(Items listed in a dataset)

----

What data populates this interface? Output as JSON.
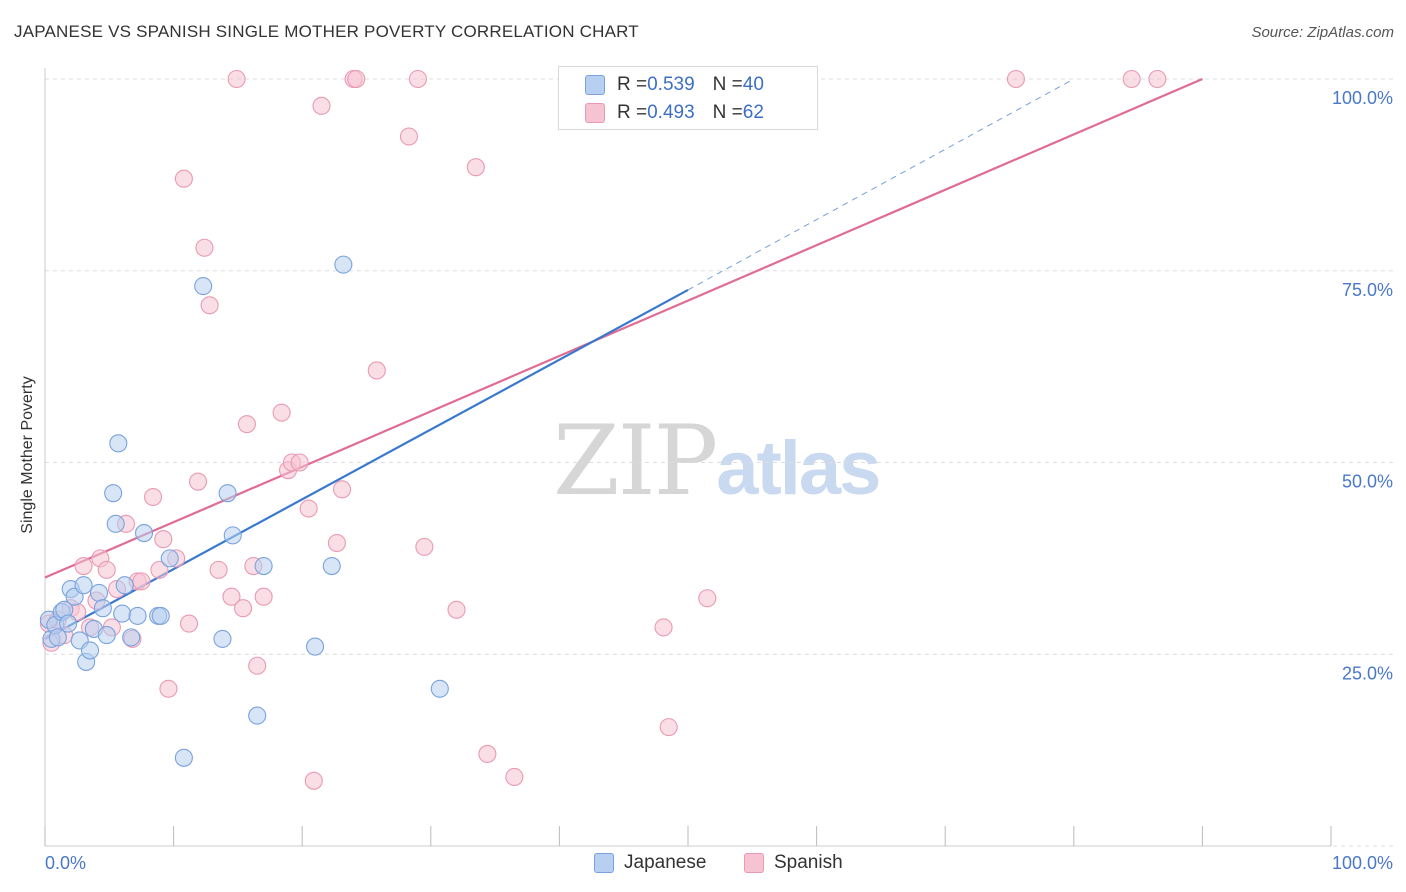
{
  "title": "JAPANESE VS SPANISH SINGLE MOTHER POVERTY CORRELATION CHART",
  "source": "Source: ZipAtlas.com",
  "watermark": {
    "zip": "ZIP",
    "atlas": "atlas"
  },
  "legend_stats": {
    "japanese": {
      "r_label": "R = ",
      "r": "0.539",
      "n_label": "N = ",
      "n": "40"
    },
    "spanish": {
      "r_label": "R = ",
      "r": "0.493",
      "n_label": "N = ",
      "n": "62"
    }
  },
  "colors": {
    "japanese_fill": "#b7cff1",
    "japanese_stroke": "#7aa3dd",
    "japanese_line": "#3a78d0",
    "spanish_fill": "#f6c3d2",
    "spanish_stroke": "#e99ab3",
    "spanish_line": "#e06b93",
    "tick_label": "#4a78c8",
    "grid": "#dddddd"
  },
  "chart_data": {
    "type": "scatter",
    "title": "JAPANESE VS SPANISH SINGLE MOTHER POVERTY CORRELATION CHART",
    "xlabel": "",
    "ylabel": "Single Mother Poverty",
    "xlim": [
      0,
      100
    ],
    "ylim": [
      0,
      103
    ],
    "x_tick_labels": [
      "0.0%",
      "100.0%"
    ],
    "y_ticks": [
      25,
      50,
      75,
      100
    ],
    "y_tick_labels": [
      "25.0%",
      "50.0%",
      "75.0%",
      "100.0%"
    ],
    "grid": true,
    "legend_position": "top-center",
    "series": [
      {
        "name": "Japanese",
        "points": [
          [
            0.3,
            29.5
          ],
          [
            0.5,
            27.0
          ],
          [
            0.8,
            28.8
          ],
          [
            1.0,
            27.2
          ],
          [
            1.3,
            30.5
          ],
          [
            1.5,
            30.8
          ],
          [
            1.8,
            29.0
          ],
          [
            2.0,
            33.5
          ],
          [
            2.3,
            32.5
          ],
          [
            2.7,
            26.8
          ],
          [
            3.0,
            34.0
          ],
          [
            3.2,
            24.0
          ],
          [
            3.5,
            25.5
          ],
          [
            3.8,
            28.3
          ],
          [
            4.2,
            33.0
          ],
          [
            4.5,
            31.0
          ],
          [
            4.8,
            27.5
          ],
          [
            5.3,
            46.0
          ],
          [
            5.5,
            42.0
          ],
          [
            5.7,
            52.5
          ],
          [
            6.0,
            30.3
          ],
          [
            6.2,
            34.0
          ],
          [
            6.7,
            27.2
          ],
          [
            7.2,
            30.0
          ],
          [
            7.7,
            40.8
          ],
          [
            8.8,
            30.0
          ],
          [
            9.0,
            30.0
          ],
          [
            9.7,
            37.5
          ],
          [
            10.8,
            11.5
          ],
          [
            12.3,
            73.0
          ],
          [
            13.8,
            27.0
          ],
          [
            14.2,
            46.0
          ],
          [
            14.6,
            40.5
          ],
          [
            16.5,
            17.0
          ],
          [
            17.0,
            36.5
          ],
          [
            21.0,
            26.0
          ],
          [
            22.3,
            36.5
          ],
          [
            23.2,
            75.8
          ],
          [
            30.7,
            20.5
          ],
          [
            46.8,
            100.0
          ]
        ]
      },
      {
        "name": "Spanish",
        "points": [
          [
            0.3,
            29.0
          ],
          [
            0.5,
            26.5
          ],
          [
            1.0,
            29.5
          ],
          [
            1.5,
            27.5
          ],
          [
            2.0,
            31.0
          ],
          [
            2.5,
            30.5
          ],
          [
            3.0,
            36.5
          ],
          [
            3.5,
            28.5
          ],
          [
            4.0,
            32.0
          ],
          [
            4.3,
            37.5
          ],
          [
            4.8,
            36.0
          ],
          [
            5.2,
            28.5
          ],
          [
            5.6,
            33.5
          ],
          [
            6.3,
            42.0
          ],
          [
            6.8,
            27.0
          ],
          [
            7.2,
            34.5
          ],
          [
            7.5,
            34.5
          ],
          [
            8.4,
            45.5
          ],
          [
            8.9,
            36.0
          ],
          [
            9.2,
            40.0
          ],
          [
            9.6,
            20.5
          ],
          [
            10.2,
            37.5
          ],
          [
            10.8,
            87.0
          ],
          [
            11.2,
            29.0
          ],
          [
            11.9,
            47.5
          ],
          [
            12.4,
            78.0
          ],
          [
            12.8,
            70.5
          ],
          [
            13.5,
            36.0
          ],
          [
            14.5,
            32.5
          ],
          [
            14.9,
            100.0
          ],
          [
            15.4,
            31.0
          ],
          [
            15.7,
            55.0
          ],
          [
            16.2,
            36.5
          ],
          [
            16.5,
            23.5
          ],
          [
            17.0,
            32.5
          ],
          [
            18.4,
            56.5
          ],
          [
            18.9,
            49.0
          ],
          [
            19.2,
            50.0
          ],
          [
            19.8,
            50.0
          ],
          [
            20.5,
            44.0
          ],
          [
            20.9,
            8.5
          ],
          [
            21.5,
            96.5
          ],
          [
            22.7,
            39.5
          ],
          [
            23.1,
            46.5
          ],
          [
            24.0,
            100.0
          ],
          [
            24.2,
            100.0
          ],
          [
            25.8,
            62.0
          ],
          [
            28.3,
            92.5
          ],
          [
            29.0,
            100.0
          ],
          [
            29.5,
            39.0
          ],
          [
            32.0,
            30.8
          ],
          [
            33.5,
            88.5
          ],
          [
            34.4,
            12.0
          ],
          [
            36.5,
            9.0
          ],
          [
            41.8,
            100.0
          ],
          [
            48.1,
            28.5
          ],
          [
            48.5,
            15.5
          ],
          [
            51.5,
            32.3
          ],
          [
            54.3,
            100.0
          ],
          [
            75.5,
            100.0
          ],
          [
            84.5,
            100.0
          ],
          [
            86.5,
            100.0
          ]
        ]
      }
    ],
    "trend_lines": [
      {
        "name": "Japanese",
        "x": [
          0,
          50
        ],
        "y": [
          27.0,
          72.5
        ],
        "dashed_extension": {
          "x": [
            50,
            80
          ],
          "y": [
            72.5,
            100.0
          ]
        }
      },
      {
        "name": "Spanish",
        "x": [
          0,
          90
        ],
        "y": [
          35.0,
          100.0
        ]
      }
    ]
  }
}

----

What you are asked to do: Make an exact copy of the data, leaving its pictures out.

Correct answer:
What data populates this interface? Output as JSON.
{
  "title": "JAPANESE VS SPANISH SINGLE MOTHER POVERTY CORRELATION CHART",
  "source": "Source: ZipAtlas.com",
  "watermark": {
    "zip": "ZIP",
    "atlas": "atlas"
  },
  "legend_stats": {
    "japanese": {
      "r_label": "R = ",
      "r": "0.539",
      "n_label": "N = ",
      "n": "40"
    },
    "spanish": {
      "r_label": "R = ",
      "r": "0.493",
      "n_label": "N = ",
      "n": "62"
    }
  },
  "colors": {
    "japanese_fill": "#b7cff1",
    "japanese_stroke": "#7aa3dd",
    "japanese_line": "#3a78d0",
    "spanish_fill": "#f6c3d2",
    "spanish_stroke": "#e99ab3",
    "spanish_line": "#e06b93",
    "tick_label": "#4a78c8",
    "grid": "#dddddd"
  },
  "chart_data": {
    "type": "scatter",
    "title": "JAPANESE VS SPANISH SINGLE MOTHER POVERTY CORRELATION CHART",
    "xlabel": "",
    "ylabel": "Single Mother Poverty",
    "xlim": [
      0,
      100
    ],
    "ylim": [
      0,
      103
    ],
    "x_tick_labels": [
      "0.0%",
      "100.0%"
    ],
    "y_ticks": [
      25,
      50,
      75,
      100
    ],
    "y_tick_labels": [
      "25.0%",
      "50.0%",
      "75.0%",
      "100.0%"
    ],
    "grid": true,
    "legend_position": "top-center",
    "series": [
      {
        "name": "Japanese",
        "points": [
          [
            0.3,
            29.5
          ],
          [
            0.5,
            27.0
          ],
          [
            0.8,
            28.8
          ],
          [
            1.0,
            27.2
          ],
          [
            1.3,
            30.5
          ],
          [
            1.5,
            30.8
          ],
          [
            1.8,
            29.0
          ],
          [
            2.0,
            33.5
          ],
          [
            2.3,
            32.5
          ],
          [
            2.7,
            26.8
          ],
          [
            3.0,
            34.0
          ],
          [
            3.2,
            24.0
          ],
          [
            3.5,
            25.5
          ],
          [
            3.8,
            28.3
          ],
          [
            4.2,
            33.0
          ],
          [
            4.5,
            31.0
          ],
          [
            4.8,
            27.5
          ],
          [
            5.3,
            46.0
          ],
          [
            5.5,
            42.0
          ],
          [
            5.7,
            52.5
          ],
          [
            6.0,
            30.3
          ],
          [
            6.2,
            34.0
          ],
          [
            6.7,
            27.2
          ],
          [
            7.2,
            30.0
          ],
          [
            7.7,
            40.8
          ],
          [
            8.8,
            30.0
          ],
          [
            9.0,
            30.0
          ],
          [
            9.7,
            37.5
          ],
          [
            10.8,
            11.5
          ],
          [
            12.3,
            73.0
          ],
          [
            13.8,
            27.0
          ],
          [
            14.2,
            46.0
          ],
          [
            14.6,
            40.5
          ],
          [
            16.5,
            17.0
          ],
          [
            17.0,
            36.5
          ],
          [
            21.0,
            26.0
          ],
          [
            22.3,
            36.5
          ],
          [
            23.2,
            75.8
          ],
          [
            30.7,
            20.5
          ],
          [
            46.8,
            100.0
          ]
        ]
      },
      {
        "name": "Spanish",
        "points": [
          [
            0.3,
            29.0
          ],
          [
            0.5,
            26.5
          ],
          [
            1.0,
            29.5
          ],
          [
            1.5,
            27.5
          ],
          [
            2.0,
            31.0
          ],
          [
            2.5,
            30.5
          ],
          [
            3.0,
            36.5
          ],
          [
            3.5,
            28.5
          ],
          [
            4.0,
            32.0
          ],
          [
            4.3,
            37.5
          ],
          [
            4.8,
            36.0
          ],
          [
            5.2,
            28.5
          ],
          [
            5.6,
            33.5
          ],
          [
            6.3,
            42.0
          ],
          [
            6.8,
            27.0
          ],
          [
            7.2,
            34.5
          ],
          [
            7.5,
            34.5
          ],
          [
            8.4,
            45.5
          ],
          [
            8.9,
            36.0
          ],
          [
            9.2,
            40.0
          ],
          [
            9.6,
            20.5
          ],
          [
            10.2,
            37.5
          ],
          [
            10.8,
            87.0
          ],
          [
            11.2,
            29.0
          ],
          [
            11.9,
            47.5
          ],
          [
            12.4,
            78.0
          ],
          [
            12.8,
            70.5
          ],
          [
            13.5,
            36.0
          ],
          [
            14.5,
            32.5
          ],
          [
            14.9,
            100.0
          ],
          [
            15.4,
            31.0
          ],
          [
            15.7,
            55.0
          ],
          [
            16.2,
            36.5
          ],
          [
            16.5,
            23.5
          ],
          [
            17.0,
            32.5
          ],
          [
            18.4,
            56.5
          ],
          [
            18.9,
            49.0
          ],
          [
            19.2,
            50.0
          ],
          [
            19.8,
            50.0
          ],
          [
            20.5,
            44.0
          ],
          [
            20.9,
            8.5
          ],
          [
            21.5,
            96.5
          ],
          [
            22.7,
            39.5
          ],
          [
            23.1,
            46.5
          ],
          [
            24.0,
            100.0
          ],
          [
            24.2,
            100.0
          ],
          [
            25.8,
            62.0
          ],
          [
            28.3,
            92.5
          ],
          [
            29.0,
            100.0
          ],
          [
            29.5,
            39.0
          ],
          [
            32.0,
            30.8
          ],
          [
            33.5,
            88.5
          ],
          [
            34.4,
            12.0
          ],
          [
            36.5,
            9.0
          ],
          [
            41.8,
            100.0
          ],
          [
            48.1,
            28.5
          ],
          [
            48.5,
            15.5
          ],
          [
            51.5,
            32.3
          ],
          [
            54.3,
            100.0
          ],
          [
            75.5,
            100.0
          ],
          [
            84.5,
            100.0
          ],
          [
            86.5,
            100.0
          ]
        ]
      }
    ],
    "trend_lines": [
      {
        "name": "Japanese",
        "x": [
          0,
          50
        ],
        "y": [
          27.0,
          72.5
        ],
        "dashed_extension": {
          "x": [
            50,
            80
          ],
          "y": [
            72.5,
            100.0
          ]
        }
      },
      {
        "name": "Spanish",
        "x": [
          0,
          90
        ],
        "y": [
          35.0,
          100.0
        ]
      }
    ]
  }
}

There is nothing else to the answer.